The room is illuminated with the image of Clint Eastwood shooting down antagonistic characters in an 1880’s Western bar while I sit back and watch Unforgiven with a group of friends. As the faces of the people around me transform from pointed interest to abhorred grimaces, I wonder: how accurate is this portrayal of life in the West?
Obviously, the film has been Hollywoodized to fit the expectations of the audience—you can see this in how the dark red blood squirts unusually long distances from the characters’ bodies after they’ve been shot up, how parts of the buildings dramatically crash in on themselves after a man falls into it and that last climatic line the star-actor delivers right before he does something sensational. These shining, heart-stopping moments are what make a movie spectacular because those scenes tend to spark that excited feeling you get when you feel like you are experiencing something admirably real. But to what extent is this glossy version of what happened truly authentic?
Take, for example, the non-fiction drama film Unbroken directed by Angelina Jolie and starring Jack O’Connell as the hero Louis Zamperini. This is a modern day movie designed to capture the most realistic perspective from the view of Louis Zamperini and the events he witnessed from his life as a child to a prisoner in a World War II Japanese camp. Although the film was meant to be a morally transforming experience for the viewer, how accurate is this representation of Zamperini’s life and the lives of the other people living during this time period?

[Entries drawn from a collection]
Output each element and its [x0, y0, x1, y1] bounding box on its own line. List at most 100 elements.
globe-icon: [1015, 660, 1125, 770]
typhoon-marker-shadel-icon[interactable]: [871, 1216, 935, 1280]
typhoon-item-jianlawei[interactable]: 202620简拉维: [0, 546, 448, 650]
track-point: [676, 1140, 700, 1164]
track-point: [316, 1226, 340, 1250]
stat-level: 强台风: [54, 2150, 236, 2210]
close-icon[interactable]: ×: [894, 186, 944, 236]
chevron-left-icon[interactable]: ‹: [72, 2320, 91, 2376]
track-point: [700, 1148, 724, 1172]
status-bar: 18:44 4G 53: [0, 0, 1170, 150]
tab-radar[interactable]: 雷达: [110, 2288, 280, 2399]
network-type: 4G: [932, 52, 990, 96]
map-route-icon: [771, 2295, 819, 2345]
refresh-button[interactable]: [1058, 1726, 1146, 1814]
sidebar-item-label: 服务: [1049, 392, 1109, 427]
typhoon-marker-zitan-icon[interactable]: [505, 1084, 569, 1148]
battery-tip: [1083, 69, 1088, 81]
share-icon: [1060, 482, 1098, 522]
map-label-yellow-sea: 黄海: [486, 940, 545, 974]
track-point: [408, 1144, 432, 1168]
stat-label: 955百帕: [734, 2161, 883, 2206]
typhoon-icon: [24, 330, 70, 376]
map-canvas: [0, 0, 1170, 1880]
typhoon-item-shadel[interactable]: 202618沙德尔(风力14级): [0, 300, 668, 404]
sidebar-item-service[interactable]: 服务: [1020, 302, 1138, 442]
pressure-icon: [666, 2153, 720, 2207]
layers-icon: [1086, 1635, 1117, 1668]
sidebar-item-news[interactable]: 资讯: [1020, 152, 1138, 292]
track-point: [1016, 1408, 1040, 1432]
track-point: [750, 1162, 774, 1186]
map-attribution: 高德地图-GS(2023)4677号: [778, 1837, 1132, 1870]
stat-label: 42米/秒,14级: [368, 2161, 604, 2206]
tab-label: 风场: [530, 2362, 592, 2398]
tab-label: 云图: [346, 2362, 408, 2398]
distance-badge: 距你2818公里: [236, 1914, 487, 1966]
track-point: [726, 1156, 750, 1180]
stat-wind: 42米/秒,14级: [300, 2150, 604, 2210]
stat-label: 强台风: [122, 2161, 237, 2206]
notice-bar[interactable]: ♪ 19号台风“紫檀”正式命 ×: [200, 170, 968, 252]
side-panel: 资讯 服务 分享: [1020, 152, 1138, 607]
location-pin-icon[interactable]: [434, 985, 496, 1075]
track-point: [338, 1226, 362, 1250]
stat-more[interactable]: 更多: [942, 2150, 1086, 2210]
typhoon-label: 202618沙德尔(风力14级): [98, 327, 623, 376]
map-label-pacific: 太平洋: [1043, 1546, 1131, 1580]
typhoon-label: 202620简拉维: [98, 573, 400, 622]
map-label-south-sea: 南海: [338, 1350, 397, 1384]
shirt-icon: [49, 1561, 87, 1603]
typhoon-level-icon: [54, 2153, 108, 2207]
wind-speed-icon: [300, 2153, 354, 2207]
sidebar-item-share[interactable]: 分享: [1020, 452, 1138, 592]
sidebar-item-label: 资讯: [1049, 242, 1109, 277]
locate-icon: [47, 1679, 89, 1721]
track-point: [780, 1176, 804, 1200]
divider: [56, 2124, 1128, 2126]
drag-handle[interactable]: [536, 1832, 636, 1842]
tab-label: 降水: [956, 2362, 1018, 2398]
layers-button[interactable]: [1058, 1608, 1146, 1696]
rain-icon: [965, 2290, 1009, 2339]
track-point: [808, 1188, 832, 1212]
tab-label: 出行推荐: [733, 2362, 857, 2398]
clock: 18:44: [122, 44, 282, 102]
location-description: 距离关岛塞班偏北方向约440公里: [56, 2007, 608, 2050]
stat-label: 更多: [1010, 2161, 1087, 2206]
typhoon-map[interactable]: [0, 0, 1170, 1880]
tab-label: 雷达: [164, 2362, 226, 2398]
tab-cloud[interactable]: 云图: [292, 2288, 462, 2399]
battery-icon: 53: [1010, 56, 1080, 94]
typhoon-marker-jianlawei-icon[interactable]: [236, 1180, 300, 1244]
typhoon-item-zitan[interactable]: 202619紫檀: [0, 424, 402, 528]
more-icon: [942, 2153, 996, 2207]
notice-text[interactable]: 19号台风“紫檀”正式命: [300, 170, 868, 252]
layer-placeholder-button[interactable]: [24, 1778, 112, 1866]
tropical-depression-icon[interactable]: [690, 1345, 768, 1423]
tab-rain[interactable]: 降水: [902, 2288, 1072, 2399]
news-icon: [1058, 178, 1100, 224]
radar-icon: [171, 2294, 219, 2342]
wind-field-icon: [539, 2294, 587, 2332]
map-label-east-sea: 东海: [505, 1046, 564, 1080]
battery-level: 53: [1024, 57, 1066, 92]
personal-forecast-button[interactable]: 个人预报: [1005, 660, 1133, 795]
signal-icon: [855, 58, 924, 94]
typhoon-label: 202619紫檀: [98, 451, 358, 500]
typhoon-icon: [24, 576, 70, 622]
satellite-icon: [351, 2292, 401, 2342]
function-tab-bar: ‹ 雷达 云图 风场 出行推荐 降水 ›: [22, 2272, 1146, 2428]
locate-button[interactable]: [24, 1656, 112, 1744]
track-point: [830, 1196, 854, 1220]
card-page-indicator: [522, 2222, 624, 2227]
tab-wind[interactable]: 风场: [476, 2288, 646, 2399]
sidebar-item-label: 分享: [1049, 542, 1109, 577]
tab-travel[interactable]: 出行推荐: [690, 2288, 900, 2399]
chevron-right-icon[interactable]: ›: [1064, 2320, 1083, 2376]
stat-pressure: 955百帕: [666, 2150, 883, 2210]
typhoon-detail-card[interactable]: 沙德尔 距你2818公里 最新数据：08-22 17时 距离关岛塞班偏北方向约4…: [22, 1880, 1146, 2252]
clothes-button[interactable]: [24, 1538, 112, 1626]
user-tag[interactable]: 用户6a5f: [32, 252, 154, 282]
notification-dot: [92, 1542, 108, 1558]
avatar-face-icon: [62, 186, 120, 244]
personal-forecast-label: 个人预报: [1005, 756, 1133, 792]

_GIVEN INSTRUCTION 1_
List every person the film essay names.
_GIVEN INSTRUCTION 2_
According to the film essay, which actor plays Louis Zamperini in Unbroken?
The records stand apart from the film essay.

_FINISHED ANSWER 1_
Clint Eastwood, Angelina Jolie, Jack O’Connell, Louis Zamperini

_FINISHED ANSWER 2_
Jack O’Connell